### TASK TO CARRY OUT
Each entry must be reproduced precisely as it stands.

### SUPPLIED MATERIAL

%%

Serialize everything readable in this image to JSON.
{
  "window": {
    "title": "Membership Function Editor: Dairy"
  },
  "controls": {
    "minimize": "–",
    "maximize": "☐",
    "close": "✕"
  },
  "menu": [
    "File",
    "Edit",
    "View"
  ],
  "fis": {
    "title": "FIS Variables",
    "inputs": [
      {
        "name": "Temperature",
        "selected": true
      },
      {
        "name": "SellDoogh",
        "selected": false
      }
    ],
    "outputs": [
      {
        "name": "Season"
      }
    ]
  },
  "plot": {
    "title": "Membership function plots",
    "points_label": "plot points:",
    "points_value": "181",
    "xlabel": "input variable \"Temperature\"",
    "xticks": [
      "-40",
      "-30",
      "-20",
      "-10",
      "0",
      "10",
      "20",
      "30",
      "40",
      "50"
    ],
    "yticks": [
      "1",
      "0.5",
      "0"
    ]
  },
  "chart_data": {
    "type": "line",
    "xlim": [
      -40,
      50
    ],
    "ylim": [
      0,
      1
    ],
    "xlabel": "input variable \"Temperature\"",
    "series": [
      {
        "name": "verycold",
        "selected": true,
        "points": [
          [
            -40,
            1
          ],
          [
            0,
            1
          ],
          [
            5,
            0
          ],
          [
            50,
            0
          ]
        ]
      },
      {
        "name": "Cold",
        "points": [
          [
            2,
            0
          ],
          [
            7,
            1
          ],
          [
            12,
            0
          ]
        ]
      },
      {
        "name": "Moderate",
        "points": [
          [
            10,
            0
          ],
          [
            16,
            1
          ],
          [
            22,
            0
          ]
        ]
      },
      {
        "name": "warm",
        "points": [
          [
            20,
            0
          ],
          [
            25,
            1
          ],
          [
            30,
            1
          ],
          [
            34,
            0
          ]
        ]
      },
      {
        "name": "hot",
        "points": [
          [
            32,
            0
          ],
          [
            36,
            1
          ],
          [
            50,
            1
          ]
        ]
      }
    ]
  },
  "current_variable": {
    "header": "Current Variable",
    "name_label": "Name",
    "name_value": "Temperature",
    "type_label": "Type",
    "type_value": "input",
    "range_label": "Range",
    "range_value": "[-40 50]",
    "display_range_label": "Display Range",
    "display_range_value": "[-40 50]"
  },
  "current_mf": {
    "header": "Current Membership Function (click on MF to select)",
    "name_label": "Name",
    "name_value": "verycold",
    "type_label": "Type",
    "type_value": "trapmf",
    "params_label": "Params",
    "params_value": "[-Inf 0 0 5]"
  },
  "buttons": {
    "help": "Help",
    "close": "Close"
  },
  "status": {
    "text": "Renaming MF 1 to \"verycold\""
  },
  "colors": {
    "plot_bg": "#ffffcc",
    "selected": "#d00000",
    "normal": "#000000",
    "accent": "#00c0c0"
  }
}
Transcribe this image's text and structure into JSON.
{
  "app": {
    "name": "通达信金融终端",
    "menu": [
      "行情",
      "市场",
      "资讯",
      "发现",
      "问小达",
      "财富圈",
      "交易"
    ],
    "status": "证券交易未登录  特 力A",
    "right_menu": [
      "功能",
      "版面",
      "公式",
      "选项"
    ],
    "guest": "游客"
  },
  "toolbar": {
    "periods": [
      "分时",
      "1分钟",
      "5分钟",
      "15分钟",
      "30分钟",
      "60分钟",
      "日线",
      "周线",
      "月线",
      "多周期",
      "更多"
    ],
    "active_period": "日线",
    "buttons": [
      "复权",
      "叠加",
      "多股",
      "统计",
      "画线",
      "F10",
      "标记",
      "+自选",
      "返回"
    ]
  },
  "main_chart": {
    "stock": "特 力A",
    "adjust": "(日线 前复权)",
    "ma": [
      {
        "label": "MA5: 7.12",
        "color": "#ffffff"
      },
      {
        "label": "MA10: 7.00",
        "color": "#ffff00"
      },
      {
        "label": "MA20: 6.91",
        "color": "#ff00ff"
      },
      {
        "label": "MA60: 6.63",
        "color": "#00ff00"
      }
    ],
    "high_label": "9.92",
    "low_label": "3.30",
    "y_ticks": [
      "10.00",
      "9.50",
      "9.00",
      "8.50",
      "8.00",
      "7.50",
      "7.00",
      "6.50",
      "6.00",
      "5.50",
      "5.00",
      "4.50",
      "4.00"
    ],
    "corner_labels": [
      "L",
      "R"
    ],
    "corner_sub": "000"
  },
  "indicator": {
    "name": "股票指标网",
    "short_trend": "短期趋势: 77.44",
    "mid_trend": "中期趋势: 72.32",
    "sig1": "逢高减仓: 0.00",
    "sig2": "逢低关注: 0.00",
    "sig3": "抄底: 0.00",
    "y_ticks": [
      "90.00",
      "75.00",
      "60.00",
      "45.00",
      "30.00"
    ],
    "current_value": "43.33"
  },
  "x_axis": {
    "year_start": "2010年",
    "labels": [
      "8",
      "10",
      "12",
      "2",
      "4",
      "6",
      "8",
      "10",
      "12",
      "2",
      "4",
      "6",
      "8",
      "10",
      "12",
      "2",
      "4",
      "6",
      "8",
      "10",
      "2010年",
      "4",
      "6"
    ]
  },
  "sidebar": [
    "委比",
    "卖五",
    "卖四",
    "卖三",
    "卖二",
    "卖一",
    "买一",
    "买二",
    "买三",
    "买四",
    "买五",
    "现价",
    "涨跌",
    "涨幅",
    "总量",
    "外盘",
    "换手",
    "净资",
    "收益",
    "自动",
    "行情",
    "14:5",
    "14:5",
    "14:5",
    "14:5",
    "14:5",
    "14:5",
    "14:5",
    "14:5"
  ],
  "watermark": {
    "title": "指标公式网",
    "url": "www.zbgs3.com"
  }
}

%%

### RESULT OF THIS TASK
Serialize everything readable in this image to JSON.
{
  "window": {
    "title": "Membership Function Editor: Dairy"
  },
  "controls": {
    "minimize": "–",
    "maximize": "☐",
    "close": "✕"
  },
  "menu": [
    "File",
    "Edit",
    "View"
  ],
  "fis": {
    "title": "FIS Variables",
    "inputs": [
      {
        "name": "Temperature",
        "selected": true
      },
      {
        "name": "SellDoogh",
        "selected": false
      }
    ],
    "outputs": [
      {
        "name": "Season"
      }
    ]
  },
  "plot": {
    "title": "Membership function plots",
    "points_label": "plot points:",
    "points_value": "181",
    "xlabel": "input variable \"Temperature\"",
    "xticks": [
      "-40",
      "-30",
      "-20",
      "-10",
      "0",
      "10",
      "20",
      "30",
      "40",
      "50"
    ],
    "yticks": [
      "1",
      "0.5",
      "0"
    ]
  },
  "chart_data": {
    "type": "line",
    "xlim": [
      -40,
      50
    ],
    "ylim": [
      0,
      1
    ],
    "xlabel": "input variable \"Temperature\"",
    "series": [
      {
        "name": "verycold",
        "selected": true,
        "points": [
          [
            -40,
            1
          ],
          [
            0,
            1
          ],
          [
            5,
            0
          ],
          [
            50,
            0
          ]
        ]
      },
      {
        "name": "Cold",
        "points": [
          [
            2,
            0
          ],
          [
            7,
            1
          ],
          [
            12,
            0
          ]
        ]
      },
      {
        "name": "Moderate",
        "points": [
          [
            10,
            0
          ],
          [
            16,
            1
          ],
          [
            22,
            0
          ]
        ]
      },
      {
        "name": "warm",
        "points": [
          [
            20,
            0
          ],
          [
            25,
            1
          ],
          [
            30,
            1
          ],
          [
            34,
            0
          ]
        ]
      },
      {
        "name": "hot",
        "points": [
          [
            32,
            0
          ],
          [
            36,
            1
          ],
          [
            50,
            1
          ]
        ]
      }
    ]
  },
  "current_variable": {
    "header": "Current Variable",
    "name_label": "Name",
    "name_value": "Temperature",
    "type_label": "Type",
    "type_value": "input",
    "range_label": "Range",
    "range_value": "[-40 50]",
    "display_range_label": "Display Range",
    "display_range_value": "[-40 50]"
  },
  "current_mf": {
    "header": "Current Membership Function (click on MF to select)",
    "name_label": "Name",
    "name_value": "verycold",
    "type_label": "Type",
    "type_value": "trapmf",
    "params_label": "Params",
    "params_value": "[-Inf 0 0 5]"
  },
  "buttons": {
    "help": "Help",
    "close": "Close"
  },
  "status": {
    "text": "Renaming MF 1 to \"verycold\""
  },
  "colors": {
    "plot_bg": "#ffffcc",
    "selected": "#d00000",
    "normal": "#000000",
    "accent": "#00c0c0"
  }
}
Transcribe this image's text and structure into JSON.
{
  "app": {
    "name": "通达信金融终端",
    "menu": [
      "行情",
      "市场",
      "资讯",
      "发现",
      "问小达",
      "财富圈",
      "交易"
    ],
    "status": "证券交易未登录  特 力A",
    "right_menu": [
      "功能",
      "版面",
      "公式",
      "选项"
    ],
    "guest": "游客"
  },
  "toolbar": {
    "periods": [
      "分时",
      "1分钟",
      "5分钟",
      "15分钟",
      "30分钟",
      "60分钟",
      "日线",
      "周线",
      "月线",
      "多周期",
      "更多"
    ],
    "active_period": "日线",
    "buttons": [
      "复权",
      "叠加",
      "多股",
      "统计",
      "画线",
      "F10",
      "标记",
      "+自选",
      "返回"
    ]
  },
  "main_chart": {
    "stock": "特 力A",
    "adjust": "(日线 前复权)",
    "ma": [
      {
        "label": "MA5: 7.12",
        "color": "#ffffff"
      },
      {
        "label": "MA10: 7.00",
        "color": "#ffff00"
      },
      {
        "label": "MA20: 6.91",
        "color": "#ff00ff"
      },
      {
        "label": "MA60: 6.63",
        "color": "#00ff00"
      }
    ],
    "high_label": "9.92",
    "low_label": "3.30",
    "y_ticks": [
      "10.00",
      "9.50",
      "9.00",
      "8.50",
      "8.00",
      "7.50",
      "7.00",
      "6.50",
      "6.00",
      "5.50",
      "5.00",
      "4.50",
      "4.00"
    ],
    "corner_labels": [
      "L",
      "R"
    ],
    "corner_sub": "000"
  },
  "indicator": {
    "name": "股票指标网",
    "short_trend": "短期趋势: 77.44",
    "mid_trend": "中期趋势: 72.32",
    "sig1": "逢高减仓: 0.00",
    "sig2": "逢低关注: 0.00",
    "sig3": "抄底: 0.00",
    "y_ticks": [
      "90.00",
      "75.00",
      "60.00",
      "45.00",
      "30.00"
    ],
    "current_value": "43.33"
  },
  "x_axis": {
    "year_start": "2010年",
    "labels": [
      "8",
      "10",
      "12",
      "2",
      "4",
      "6",
      "8",
      "10",
      "12",
      "2",
      "4",
      "6",
      "8",
      "10",
      "12",
      "2",
      "4",
      "6",
      "8",
      "10",
      "2010年",
      "4",
      "6"
    ]
  },
  "sidebar": [
    "委比",
    "卖五",
    "卖四",
    "卖三",
    "卖二",
    "卖一",
    "买一",
    "买二",
    "买三",
    "买四",
    "买五",
    "现价",
    "涨跌",
    "涨幅",
    "总量",
    "外盘",
    "换手",
    "净资",
    "收益",
    "自动",
    "行情",
    "14:5",
    "14:5",
    "14:5",
    "14:5",
    "14:5",
    "14:5",
    "14:5",
    "14:5"
  ],
  "watermark": {
    "title": "指标公式网",
    "url": "www.zbgs3.com"
  }
}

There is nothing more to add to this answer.